__WHAT IS REQUIRED__
Transcribe the data in full and exactly, omitting any pictures.

## START DATASET RECORDS

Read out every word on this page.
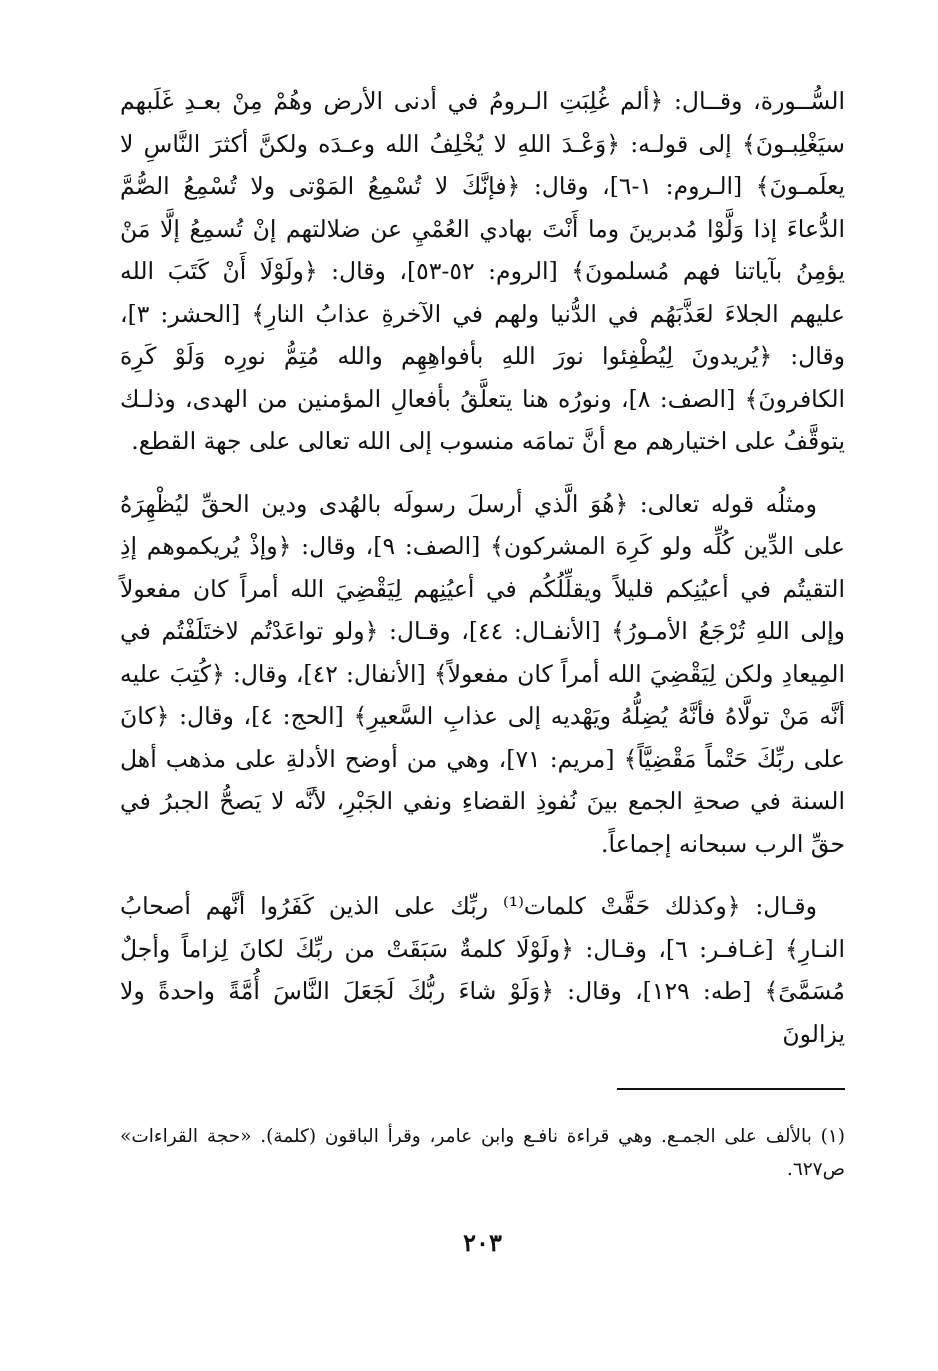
السُّــورة، وقــال: ﴿ألم غُلِبَتِ الـرومُ في أدنى الأرض وهُمْ مِنْ بعـدِ غَلَبهم سيَغْلِبـونَ﴾ إلى قولـه: ﴿وَعْـدَ اللهِ لا يُخْلِفُ الله وعـدَه ولكنَّ أكثرَ النَّاسِ لا يعلَمـونَ﴾ [الـروم: ١-٦]، وقال: ﴿فإنَّكَ لا تُسْمِعُ المَوْتى ولا تُسْمِعُ الصُّمَّ الدُّعاءَ إذا وَلَّوْا مُدبرينَ وما أَنْتَ بهادي العُمْيِ عن ضلالتهم إنْ تُسمِعُ إلَّا مَنْ يؤمِنُ بآياتنا فهم مُسلمونَ﴾ [الروم: ٥٢-٥٣]، وقال: ﴿ولَوْلَا أَنْ كَتَبَ الله عليهم الجلاءَ لعَذَّبَهُم في الدُّنيا ولهم في الآخرةِ عذابُ النارِ﴾ [الحشر: ٣]، وقال: ﴿يُريدونَ لِيُطْفِئوا نورَ اللهِ بأفواهِهِم والله مُتِمُّ نورِه وَلَوْ كَرِهَ الكافرونَ﴾ [الصف: ٨]، ونورُه هنا يتعلَّقُ بأفعالِ المؤمنين من الهدى، وذلـك يتوقَّفُ على اختيارهم مع أنَّ تمامَه منسوب إلى الله تعالى على جهة القطع.

ومثلُه قوله تعالى: ﴿هُوَ الَّذي أرسلَ رسولَه بالهُدى ودين الحقِّ ليُظْهِرَهُ على الدِّين كُلِّه ولو كَرِهَ المشركون﴾ [الصف: ٩]، وقال: ﴿وإذْ يُريكموهم إذِ التقيتُم في أعيُنِكم قليلاً ويقلِّلُكُم في أعيُنِهم لِيَقْضِيَ الله أمراً كان مفعولاً وإلى اللهِ تُرْجَعُ الأمـورُ﴾ [الأنفـال: ٤٤]، وقـال: ﴿ولو تواعَدْتُم لاختَلَفْتُم في المِيعادِ ولكن لِيَقْضِيَ الله أمراً كان مفعولاً﴾ [الأنفال: ٤٢]، وقال: ﴿كُتِبَ عليه أنَّه مَنْ تولَّاهُ فأنَّهُ يُضِلُّهُ ويَهْديه إلى عذابِ السَّعيرِ﴾ [الحج: ٤]، وقال: ﴿كانَ على ربِّكَ حَتْماً مَقْضِيَّاً﴾ [مريم: ٧١]، وهي من أوضح الأدلةِ على مذهب أهل السنة في صحةِ الجمع بينَ نُفوذِ القضاءِ ونفي الجَبْرِ، لأنَّه لا يَصحُّ الجبرُ في حقِّ الرب سبحانه إجماعاً.

وقـال: ﴿وكذلك حَقَّتْ كلمات⁽¹⁾ ربِّك على الذين كَفَرُوا أنَّهم أصحابُ النـارِ﴾ [غـافـر: ٦]، وقـال: ﴿ولَوْلَا كلمةٌ سَبَقَتْ من ربِّكَ لكانَ لِزاماً وأجلٌ مُسَمَّىً﴾ [طه: ١٢٩]، وقال: ﴿وَلَوْ شاءَ ربُّكَ لَجَعَلَ النَّاسَ أُمَّةً واحدةً ولا يزالونَ

(١) بالألف على الجمـع. وهي قراءة نافـع وابن عامر، وقرأ الباقون (كلمة). «حجة القراءات» ص٦٢٧.

٢٠٣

## END DATASET RECORDS

__COMPLETED EXERCISE__
Read out every word on this page.
السُّــورة، وقــال: ﴿ألم غُلِبَتِ الـرومُ في أدنى الأرض وهُمْ مِنْ بعـدِ غَلَبهم سيَغْلِبـونَ﴾ إلى قولـه: ﴿وَعْـدَ اللهِ لا يُخْلِفُ الله وعـدَه ولكنَّ أكثرَ النَّاسِ لا يعلَمـونَ﴾ [الـروم: ١-٦]، وقال: ﴿فإنَّكَ لا تُسْمِعُ المَوْتى ولا تُسْمِعُ الصُّمَّ الدُّعاءَ إذا وَلَّوْا مُدبرينَ وما أَنْتَ بهادي العُمْيِ عن ضلالتهم إنْ تُسمِعُ إلَّا مَنْ يؤمِنُ بآياتنا فهم مُسلمونَ﴾ [الروم: ٥٢-٥٣]، وقال: ﴿ولَوْلَا أَنْ كَتَبَ الله عليهم الجلاءَ لعَذَّبَهُم في الدُّنيا ولهم في الآخرةِ عذابُ النارِ﴾ [الحشر: ٣]، وقال: ﴿يُريدونَ لِيُطْفِئوا نورَ اللهِ بأفواهِهِم والله مُتِمُّ نورِه وَلَوْ كَرِهَ الكافرونَ﴾ [الصف: ٨]، ونورُه هنا يتعلَّقُ بأفعالِ المؤمنين من الهدى، وذلـك يتوقَّفُ على اختيارهم مع أنَّ تمامَه منسوب إلى الله تعالى على جهة القطع.

ومثلُه قوله تعالى: ﴿هُوَ الَّذي أرسلَ رسولَه بالهُدى ودين الحقِّ ليُظْهِرَهُ على الدِّين كُلِّه ولو كَرِهَ المشركون﴾ [الصف: ٩]، وقال: ﴿وإذْ يُريكموهم إذِ التقيتُم في أعيُنِكم قليلاً ويقلِّلُكُم في أعيُنِهم لِيَقْضِيَ الله أمراً كان مفعولاً وإلى اللهِ تُرْجَعُ الأمـورُ﴾ [الأنفـال: ٤٤]، وقـال: ﴿ولو تواعَدْتُم لاختَلَفْتُم في المِيعادِ ولكن لِيَقْضِيَ الله أمراً كان مفعولاً﴾ [الأنفال: ٤٢]، وقال: ﴿كُتِبَ عليه أنَّه مَنْ تولَّاهُ فأنَّهُ يُضِلُّهُ ويَهْديه إلى عذابِ السَّعيرِ﴾ [الحج: ٤]، وقال: ﴿كانَ على ربِّكَ حَتْماً مَقْضِيَّاً﴾ [مريم: ٧١]، وهي من أوضح الأدلةِ على مذهب أهل السنة في صحةِ الجمع بينَ نُفوذِ القضاءِ ونفي الجَبْرِ، لأنَّه لا يَصحُّ الجبرُ في حقِّ الرب سبحانه إجماعاً.

وقـال: ﴿وكذلك حَقَّتْ كلمات⁽¹⁾ ربِّك على الذين كَفَرُوا أنَّهم أصحابُ النـارِ﴾ [غـافـر: ٦]، وقـال: ﴿ولَوْلَا كلمةٌ سَبَقَتْ من ربِّكَ لكانَ لِزاماً وأجلٌ مُسَمَّىً﴾ [طه: ١٢٩]، وقال: ﴿وَلَوْ شاءَ ربُّكَ لَجَعَلَ النَّاسَ أُمَّةً واحدةً ولا يزالونَ

(١) بالألف على الجمـع. وهي قراءة نافـع وابن عامر، وقرأ الباقون (كلمة). «حجة القراءات» ص٦٢٧.

٢٠٣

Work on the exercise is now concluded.